• _EXERCISE DESCRIPTION_:
In your copy, include every line of the listing below exactly but none of the pictures.

• _DATA SHOWN_:
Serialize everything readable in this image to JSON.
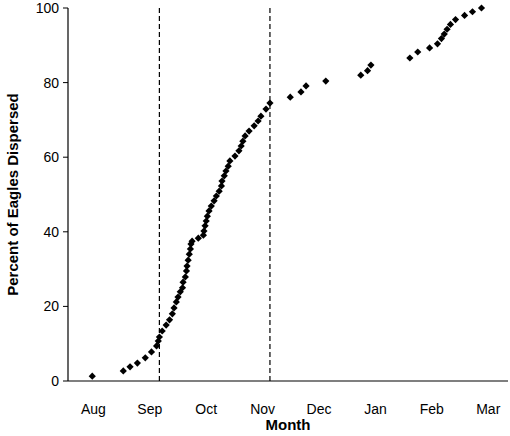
{
  "chart_data": {
    "type": "scatter",
    "x_label": "Month",
    "y_label": "Percent of Eagles Dispersed",
    "xlim": [
      -0.45,
      7.35
    ],
    "xticks": [
      {
        "value": 0,
        "label": "Aug"
      },
      {
        "value": 1,
        "label": "Sep"
      },
      {
        "value": 2,
        "label": "Oct"
      },
      {
        "value": 3,
        "label": "Nov"
      },
      {
        "value": 4,
        "label": "Dec"
      },
      {
        "value": 5,
        "label": "Jan"
      },
      {
        "value": 6,
        "label": "Feb"
      },
      {
        "value": 7,
        "label": "Mar"
      }
    ],
    "ylim": [
      0,
      100
    ],
    "yticks": [
      0,
      20,
      40,
      60,
      80,
      100
    ],
    "grid": false,
    "color": "#000000",
    "marker": "diamond",
    "reference_lines": [
      1.17,
      3.13
    ],
    "x": [
      -0.02,
      0.53,
      0.65,
      0.78,
      0.92,
      1.03,
      1.12,
      1.15,
      1.17,
      1.22,
      1.29,
      1.35,
      1.4,
      1.43,
      1.47,
      1.5,
      1.54,
      1.58,
      1.59,
      1.63,
      1.65,
      1.66,
      1.68,
      1.7,
      1.72,
      1.73,
      1.75,
      1.86,
      1.95,
      1.96,
      1.98,
      2.0,
      2.02,
      2.05,
      2.09,
      2.14,
      2.18,
      2.23,
      2.27,
      2.28,
      2.32,
      2.35,
      2.39,
      2.42,
      2.51,
      2.58,
      2.62,
      2.65,
      2.69,
      2.76,
      2.85,
      2.92,
      2.97,
      3.06,
      3.13,
      3.49,
      3.68,
      3.77,
      4.12,
      4.74,
      4.86,
      4.92,
      5.61,
      5.75,
      5.96,
      6.1,
      6.17,
      6.22,
      6.27,
      6.33,
      6.42,
      6.58,
      6.72,
      6.88
    ],
    "values": [
      1.3,
      2.7,
      3.8,
      4.8,
      6.2,
      7.8,
      9.4,
      10.7,
      11.8,
      13.4,
      15.0,
      16.4,
      18.0,
      19.6,
      21.2,
      22.5,
      23.9,
      25.0,
      26.5,
      27.9,
      29.5,
      30.8,
      32.4,
      34.0,
      35.4,
      36.7,
      37.5,
      38.3,
      39.1,
      40.2,
      41.6,
      42.9,
      44.2,
      45.6,
      46.9,
      48.3,
      49.6,
      50.9,
      52.3,
      53.6,
      55.0,
      56.3,
      57.6,
      59.0,
      60.3,
      61.7,
      63.0,
      64.3,
      65.7,
      67.0,
      68.4,
      69.7,
      71.0,
      72.9,
      74.5,
      76.1,
      77.5,
      79.1,
      80.4,
      82.0,
      83.2,
      84.7,
      86.6,
      88.2,
      89.3,
      90.4,
      91.8,
      93.0,
      94.3,
      95.6,
      96.9,
      98.0,
      99.0,
      100.0
    ]
  }
}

• _ANSWER FOR THIS EXERCISE_:
Serialize everything readable in this image to JSON.
{
  "chart_data": {
    "type": "scatter",
    "x_label": "Month",
    "y_label": "Percent of Eagles Dispersed",
    "xlim": [
      -0.45,
      7.35
    ],
    "xticks": [
      {
        "value": 0,
        "label": "Aug"
      },
      {
        "value": 1,
        "label": "Sep"
      },
      {
        "value": 2,
        "label": "Oct"
      },
      {
        "value": 3,
        "label": "Nov"
      },
      {
        "value": 4,
        "label": "Dec"
      },
      {
        "value": 5,
        "label": "Jan"
      },
      {
        "value": 6,
        "label": "Feb"
      },
      {
        "value": 7,
        "label": "Mar"
      }
    ],
    "ylim": [
      0,
      100
    ],
    "yticks": [
      0,
      20,
      40,
      60,
      80,
      100
    ],
    "grid": false,
    "color": "#000000",
    "marker": "diamond",
    "reference_lines": [
      1.17,
      3.13
    ],
    "x": [
      -0.02,
      0.53,
      0.65,
      0.78,
      0.92,
      1.03,
      1.12,
      1.15,
      1.17,
      1.22,
      1.29,
      1.35,
      1.4,
      1.43,
      1.47,
      1.5,
      1.54,
      1.58,
      1.59,
      1.63,
      1.65,
      1.66,
      1.68,
      1.7,
      1.72,
      1.73,
      1.75,
      1.86,
      1.95,
      1.96,
      1.98,
      2.0,
      2.02,
      2.05,
      2.09,
      2.14,
      2.18,
      2.23,
      2.27,
      2.28,
      2.32,
      2.35,
      2.39,
      2.42,
      2.51,
      2.58,
      2.62,
      2.65,
      2.69,
      2.76,
      2.85,
      2.92,
      2.97,
      3.06,
      3.13,
      3.49,
      3.68,
      3.77,
      4.12,
      4.74,
      4.86,
      4.92,
      5.61,
      5.75,
      5.96,
      6.1,
      6.17,
      6.22,
      6.27,
      6.33,
      6.42,
      6.58,
      6.72,
      6.88
    ],
    "values": [
      1.3,
      2.7,
      3.8,
      4.8,
      6.2,
      7.8,
      9.4,
      10.7,
      11.8,
      13.4,
      15.0,
      16.4,
      18.0,
      19.6,
      21.2,
      22.5,
      23.9,
      25.0,
      26.5,
      27.9,
      29.5,
      30.8,
      32.4,
      34.0,
      35.4,
      36.7,
      37.5,
      38.3,
      39.1,
      40.2,
      41.6,
      42.9,
      44.2,
      45.6,
      46.9,
      48.3,
      49.6,
      50.9,
      52.3,
      53.6,
      55.0,
      56.3,
      57.6,
      59.0,
      60.3,
      61.7,
      63.0,
      64.3,
      65.7,
      67.0,
      68.4,
      69.7,
      71.0,
      72.9,
      74.5,
      76.1,
      77.5,
      79.1,
      80.4,
      82.0,
      83.2,
      84.7,
      86.6,
      88.2,
      89.3,
      90.4,
      91.8,
      93.0,
      94.3,
      95.6,
      96.9,
      98.0,
      99.0,
      100.0
    ]
  }
}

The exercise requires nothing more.